_Given request_
Can you print every record below exactly as written?
......
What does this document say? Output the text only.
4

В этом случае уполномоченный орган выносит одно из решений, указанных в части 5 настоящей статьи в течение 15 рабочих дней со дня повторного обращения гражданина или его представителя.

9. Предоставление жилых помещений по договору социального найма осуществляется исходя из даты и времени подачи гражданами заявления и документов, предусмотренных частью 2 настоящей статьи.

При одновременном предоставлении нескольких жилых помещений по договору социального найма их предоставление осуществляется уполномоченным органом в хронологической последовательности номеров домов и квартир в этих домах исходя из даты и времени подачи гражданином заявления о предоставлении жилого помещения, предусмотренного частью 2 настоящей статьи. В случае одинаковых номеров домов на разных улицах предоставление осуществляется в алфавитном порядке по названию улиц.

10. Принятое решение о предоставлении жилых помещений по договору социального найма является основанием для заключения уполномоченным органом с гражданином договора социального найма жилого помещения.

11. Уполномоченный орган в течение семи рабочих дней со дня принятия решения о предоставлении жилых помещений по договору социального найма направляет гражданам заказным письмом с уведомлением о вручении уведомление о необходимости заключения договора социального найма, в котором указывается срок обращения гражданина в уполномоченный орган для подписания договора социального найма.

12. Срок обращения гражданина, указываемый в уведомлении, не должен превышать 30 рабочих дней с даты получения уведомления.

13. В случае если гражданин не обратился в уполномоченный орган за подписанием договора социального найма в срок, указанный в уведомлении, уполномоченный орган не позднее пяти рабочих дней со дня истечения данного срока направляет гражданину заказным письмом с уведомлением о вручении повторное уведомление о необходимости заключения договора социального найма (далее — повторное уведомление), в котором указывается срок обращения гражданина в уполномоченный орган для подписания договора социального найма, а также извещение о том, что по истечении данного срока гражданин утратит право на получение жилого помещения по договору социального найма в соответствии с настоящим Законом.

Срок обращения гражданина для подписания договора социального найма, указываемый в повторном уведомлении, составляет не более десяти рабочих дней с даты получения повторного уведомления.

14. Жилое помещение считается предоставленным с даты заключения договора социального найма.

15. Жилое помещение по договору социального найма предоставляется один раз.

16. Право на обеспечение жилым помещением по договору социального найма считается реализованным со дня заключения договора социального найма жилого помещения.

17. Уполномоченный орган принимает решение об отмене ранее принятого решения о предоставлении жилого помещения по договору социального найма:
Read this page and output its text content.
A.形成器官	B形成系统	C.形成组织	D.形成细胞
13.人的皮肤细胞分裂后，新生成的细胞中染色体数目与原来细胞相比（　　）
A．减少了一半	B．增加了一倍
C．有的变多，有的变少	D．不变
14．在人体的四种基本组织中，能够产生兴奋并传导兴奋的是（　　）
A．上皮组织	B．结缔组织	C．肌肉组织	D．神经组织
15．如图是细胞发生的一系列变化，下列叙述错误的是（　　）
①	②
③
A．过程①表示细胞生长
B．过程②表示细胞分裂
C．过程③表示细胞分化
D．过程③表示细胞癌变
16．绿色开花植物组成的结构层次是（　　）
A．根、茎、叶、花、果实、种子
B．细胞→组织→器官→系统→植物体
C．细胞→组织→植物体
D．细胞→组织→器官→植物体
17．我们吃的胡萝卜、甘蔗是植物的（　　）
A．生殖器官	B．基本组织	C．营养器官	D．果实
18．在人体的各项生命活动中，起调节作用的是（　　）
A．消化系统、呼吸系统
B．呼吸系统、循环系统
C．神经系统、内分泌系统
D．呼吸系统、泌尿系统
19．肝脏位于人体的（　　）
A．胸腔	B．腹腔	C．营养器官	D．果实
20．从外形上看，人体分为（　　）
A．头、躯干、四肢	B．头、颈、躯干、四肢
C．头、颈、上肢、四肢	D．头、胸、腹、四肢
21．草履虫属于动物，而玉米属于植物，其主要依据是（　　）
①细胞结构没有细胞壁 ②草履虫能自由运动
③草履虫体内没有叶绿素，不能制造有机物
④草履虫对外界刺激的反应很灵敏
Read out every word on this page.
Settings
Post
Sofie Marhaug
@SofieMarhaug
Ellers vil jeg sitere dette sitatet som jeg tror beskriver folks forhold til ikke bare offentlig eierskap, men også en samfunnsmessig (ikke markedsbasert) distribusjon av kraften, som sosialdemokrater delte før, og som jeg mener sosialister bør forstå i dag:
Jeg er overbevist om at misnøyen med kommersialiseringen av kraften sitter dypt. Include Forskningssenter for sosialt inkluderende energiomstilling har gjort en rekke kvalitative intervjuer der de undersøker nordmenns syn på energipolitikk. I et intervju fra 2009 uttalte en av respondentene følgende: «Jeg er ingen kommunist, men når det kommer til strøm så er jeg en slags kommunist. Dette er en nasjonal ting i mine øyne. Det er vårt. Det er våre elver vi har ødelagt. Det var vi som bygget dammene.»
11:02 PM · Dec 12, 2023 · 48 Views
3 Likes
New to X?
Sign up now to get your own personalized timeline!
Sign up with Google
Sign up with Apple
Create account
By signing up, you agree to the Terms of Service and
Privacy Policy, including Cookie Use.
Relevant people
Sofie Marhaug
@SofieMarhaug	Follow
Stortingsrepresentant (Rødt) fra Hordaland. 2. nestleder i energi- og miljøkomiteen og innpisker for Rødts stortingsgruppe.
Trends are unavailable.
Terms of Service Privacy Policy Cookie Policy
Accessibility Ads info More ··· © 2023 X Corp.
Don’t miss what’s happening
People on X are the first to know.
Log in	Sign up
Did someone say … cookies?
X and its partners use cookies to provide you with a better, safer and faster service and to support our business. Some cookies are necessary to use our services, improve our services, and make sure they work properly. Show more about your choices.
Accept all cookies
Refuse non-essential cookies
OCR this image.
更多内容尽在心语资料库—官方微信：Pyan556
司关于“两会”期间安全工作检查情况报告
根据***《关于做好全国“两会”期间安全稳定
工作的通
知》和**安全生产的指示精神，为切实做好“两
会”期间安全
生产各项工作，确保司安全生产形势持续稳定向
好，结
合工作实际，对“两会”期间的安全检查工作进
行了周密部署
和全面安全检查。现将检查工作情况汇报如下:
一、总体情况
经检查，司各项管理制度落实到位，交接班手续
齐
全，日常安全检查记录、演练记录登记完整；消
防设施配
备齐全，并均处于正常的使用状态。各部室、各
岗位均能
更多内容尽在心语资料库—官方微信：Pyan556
......
_Right answer_
What does this document say? Output the text only.
4

В этом случае уполномоченный орган выносит одно из решений, указанных в части 5 настоящей статьи в течение 15 рабочих дней со дня повторного обращения гражданина или его представителя.

9. Предоставление жилых помещений по договору социального найма осуществляется исходя из даты и времени подачи гражданами заявления и документов, предусмотренных частью 2 настоящей статьи.

При одновременном предоставлении нескольких жилых помещений по договору социального найма их предоставление осуществляется уполномоченным органом в хронологической последовательности номеров домов и квартир в этих домах исходя из даты и времени подачи гражданином заявления о предоставлении жилого помещения, предусмотренного частью 2 настоящей статьи. В случае одинаковых номеров домов на разных улицах предоставление осуществляется в алфавитном порядке по названию улиц.

10. Принятое решение о предоставлении жилых помещений по договору социального найма является основанием для заключения уполномоченным органом с гражданином договора социального найма жилого помещения.

11. Уполномоченный орган в течение семи рабочих дней со дня принятия решения о предоставлении жилых помещений по договору социального найма направляет гражданам заказным письмом с уведомлением о вручении уведомление о необходимости заключения договора социального найма, в котором указывается срок обращения гражданина в уполномоченный орган для подписания договора социального найма.

12. Срок обращения гражданина, указываемый в уведомлении, не должен превышать 30 рабочих дней с даты получения уведомления.

13. В случае если гражданин не обратился в уполномоченный орган за подписанием договора социального найма в срок, указанный в уведомлении, уполномоченный орган не позднее пяти рабочих дней со дня истечения данного срока направляет гражданину заказным письмом с уведомлением о вручении повторное уведомление о необходимости заключения договора социального найма (далее — повторное уведомление), в котором указывается срок обращения гражданина в уполномоченный орган для подписания договора социального найма, а также извещение о том, что по истечении данного срока гражданин утратит право на получение жилого помещения по договору социального найма в соответствии с настоящим Законом.

Срок обращения гражданина для подписания договора социального найма, указываемый в повторном уведомлении, составляет не более десяти рабочих дней с даты получения повторного уведомления.

14. Жилое помещение считается предоставленным с даты заключения договора социального найма.

15. Жилое помещение по договору социального найма предоставляется один раз.

16. Право на обеспечение жилым помещением по договору социального найма считается реализованным со дня заключения договора социального найма жилого помещения.

17. Уполномоченный орган принимает решение об отмене ранее принятого решения о предоставлении жилого помещения по договору социального найма:
Read this page and output its text content.
A.形成器官	B形成系统	C.形成组织	D.形成细胞
13.人的皮肤细胞分裂后，新生成的细胞中染色体数目与原来细胞相比（　　）
A．减少了一半	B．增加了一倍
C．有的变多，有的变少	D．不变
14．在人体的四种基本组织中，能够产生兴奋并传导兴奋的是（　　）
A．上皮组织	B．结缔组织	C．肌肉组织	D．神经组织
15．如图是细胞发生的一系列变化，下列叙述错误的是（　　）
①	②
③
A．过程①表示细胞生长
B．过程②表示细胞分裂
C．过程③表示细胞分化
D．过程③表示细胞癌变
16．绿色开花植物组成的结构层次是（　　）
A．根、茎、叶、花、果实、种子
B．细胞→组织→器官→系统→植物体
C．细胞→组织→植物体
D．细胞→组织→器官→植物体
17．我们吃的胡萝卜、甘蔗是植物的（　　）
A．生殖器官	B．基本组织	C．营养器官	D．果实
18．在人体的各项生命活动中，起调节作用的是（　　）
A．消化系统、呼吸系统
B．呼吸系统、循环系统
C．神经系统、内分泌系统
D．呼吸系统、泌尿系统
19．肝脏位于人体的（　　）
A．胸腔	B．腹腔	C．营养器官	D．果实
20．从外形上看，人体分为（　　）
A．头、躯干、四肢	B．头、颈、躯干、四肢
C．头、颈、上肢、四肢	D．头、胸、腹、四肢
21．草履虫属于动物，而玉米属于植物，其主要依据是（　　）
①细胞结构没有细胞壁 ②草履虫能自由运动
③草履虫体内没有叶绿素，不能制造有机物
④草履虫对外界刺激的反应很灵敏
Read out every word on this page.
Settings
Post
Sofie Marhaug
@SofieMarhaug
Ellers vil jeg sitere dette sitatet som jeg tror beskriver folks forhold til ikke bare offentlig eierskap, men også en samfunnsmessig (ikke markedsbasert) distribusjon av kraften, som sosialdemokrater delte før, og som jeg mener sosialister bør forstå i dag:
Jeg er overbevist om at misnøyen med kommersialiseringen av kraften sitter dypt. Include Forskningssenter for sosialt inkluderende energiomstilling har gjort en rekke kvalitative intervjuer der de undersøker nordmenns syn på energipolitikk. I et intervju fra 2009 uttalte en av respondentene følgende: «Jeg er ingen kommunist, men når det kommer til strøm så er jeg en slags kommunist. Dette er en nasjonal ting i mine øyne. Det er vårt. Det er våre elver vi har ødelagt. Det var vi som bygget dammene.»
11:02 PM · Dec 12, 2023 · 48 Views
3 Likes
New to X?
Sign up now to get your own personalized timeline!
Sign up with Google
Sign up with Apple
Create account
By signing up, you agree to the Terms of Service and
Privacy Policy, including Cookie Use.
Relevant people
Sofie Marhaug
@SofieMarhaug	Follow
Stortingsrepresentant (Rødt) fra Hordaland. 2. nestleder i energi- og miljøkomiteen og innpisker for Rødts stortingsgruppe.
Trends are unavailable.
Terms of Service Privacy Policy Cookie Policy
Accessibility Ads info More ··· © 2023 X Corp.
Don’t miss what’s happening
People on X are the first to know.
Log in	Sign up
Did someone say … cookies?
X and its partners use cookies to provide you with a better, safer and faster service and to support our business. Some cookies are necessary to use our services, improve our services, and make sure they work properly. Show more about your choices.
Accept all cookies
Refuse non-essential cookies
OCR this image.
更多内容尽在心语资料库—官方微信：Pyan556
司关于“两会”期间安全工作检查情况报告
根据***《关于做好全国“两会”期间安全稳定
工作的通
知》和**安全生产的指示精神，为切实做好“两
会”期间安全
生产各项工作，确保司安全生产形势持续稳定向
好，结
合工作实际，对“两会”期间的安全检查工作进
行了周密部署
和全面安全检查。现将检查工作情况汇报如下:
一、总体情况
经检查，司各项管理制度落实到位，交接班手续
齐
全，日常安全检查记录、演练记录登记完整；消
防设施配
备齐全，并均处于正常的使用状态。各部室、各
岗位均能
更多内容尽在心语资料库—官方微信：Pyan556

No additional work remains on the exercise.